---------- Dataset records

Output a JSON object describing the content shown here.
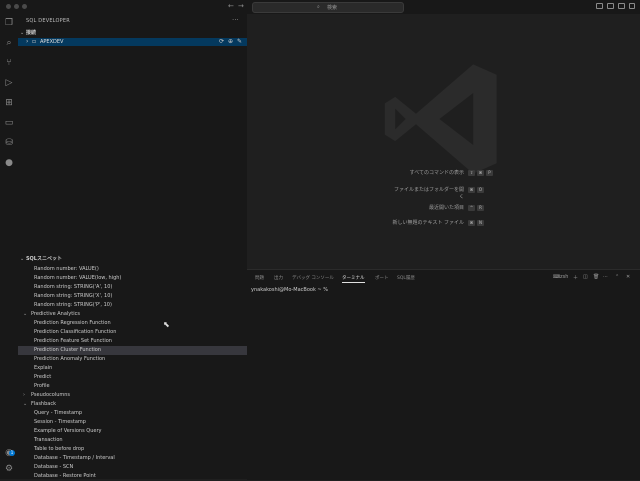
{
  "titlebar": {
    "search_placeholder": "検索",
    "search_icon": "search-icon",
    "nav_back": "←",
    "nav_forward": "→"
  },
  "activity": {
    "icons": [
      "files-icon",
      "search-icon",
      "source-control-icon",
      "run-debug-icon",
      "extensions-icon",
      "remote-explorer-icon",
      "database-icon",
      "github-icon"
    ],
    "account_badge": "1"
  },
  "sidebar": {
    "title": "SQL DEVELOPER",
    "more": "···",
    "connections_header": "接続",
    "connection": {
      "name": "APEXDEV",
      "tools": "⟳ ⊕ ✎"
    },
    "snippets_header": "SQLスニペット",
    "items": [
      {
        "label": "Random number: VALUE()",
        "kind": "leaf"
      },
      {
        "label": "Random number: VALUE(low, high)",
        "kind": "leaf"
      },
      {
        "label": "Random string: STRING('A', 10)",
        "kind": "leaf"
      },
      {
        "label": "Random string: STRING('X', 10)",
        "kind": "leaf"
      },
      {
        "label": "Random string: STRING('P', 10)",
        "kind": "leaf"
      },
      {
        "label": "Predictive Analytics",
        "kind": "open"
      },
      {
        "label": "Prediction Regression Function",
        "kind": "leaf"
      },
      {
        "label": "Prediction Classification Function",
        "kind": "leaf"
      },
      {
        "label": "Prediction Feature Set Function",
        "kind": "leaf"
      },
      {
        "label": "Prediction Cluster Function",
        "kind": "leaf",
        "selected": true
      },
      {
        "label": "Prediction Anomaly Function",
        "kind": "leaf"
      },
      {
        "label": "Explain",
        "kind": "leaf"
      },
      {
        "label": "Predict",
        "kind": "leaf"
      },
      {
        "label": "Profile",
        "kind": "leaf"
      },
      {
        "label": "Pseudocolumns",
        "kind": "closed"
      },
      {
        "label": "Flashback",
        "kind": "open"
      },
      {
        "label": "Query - Timestamp",
        "kind": "leaf"
      },
      {
        "label": "Session - Timestamp",
        "kind": "leaf"
      },
      {
        "label": "Example of Versions Query",
        "kind": "leaf"
      },
      {
        "label": "Transaction",
        "kind": "leaf"
      },
      {
        "label": "Table to before drop",
        "kind": "leaf"
      },
      {
        "label": "Database - Timestamp / Interval",
        "kind": "leaf"
      },
      {
        "label": "Database - SCN",
        "kind": "leaf"
      },
      {
        "label": "Database - Restore Point",
        "kind": "leaf"
      }
    ]
  },
  "editor": {
    "shortcuts": [
      {
        "label": "すべてのコマンドの表示",
        "keys": [
          "⇧",
          "⌘",
          "P"
        ]
      },
      {
        "label": "ファイルまたはフォルダーを開く",
        "keys": [
          "⌘",
          "O"
        ]
      },
      {
        "label": "最近開いた項目",
        "keys": [
          "^",
          "R"
        ]
      },
      {
        "label": "新しい無題のテキスト ファイル",
        "keys": [
          "⌘",
          "N"
        ]
      }
    ]
  },
  "panel": {
    "tabs": [
      "問題",
      "出力",
      "デバッグ コンソール",
      "ターミナル",
      "ポート",
      "SQL履歴"
    ],
    "active_tab": "ターミナル",
    "terminal_name": "zsh",
    "prompt": "ynakakoshi@Mo-MacBook ~ %"
  },
  "colors": {
    "background": "#1f1f1f",
    "sidebar": "#181818",
    "selection": "#37373d",
    "connection_highlight": "#04395e"
  }
}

--------------------

▶ _The exercise_
Check each line of the records above for "Query", and copy those that have it.

▶ _Result below_
        "label": "Query - Timestamp",
        "label": "Example of Versions Query",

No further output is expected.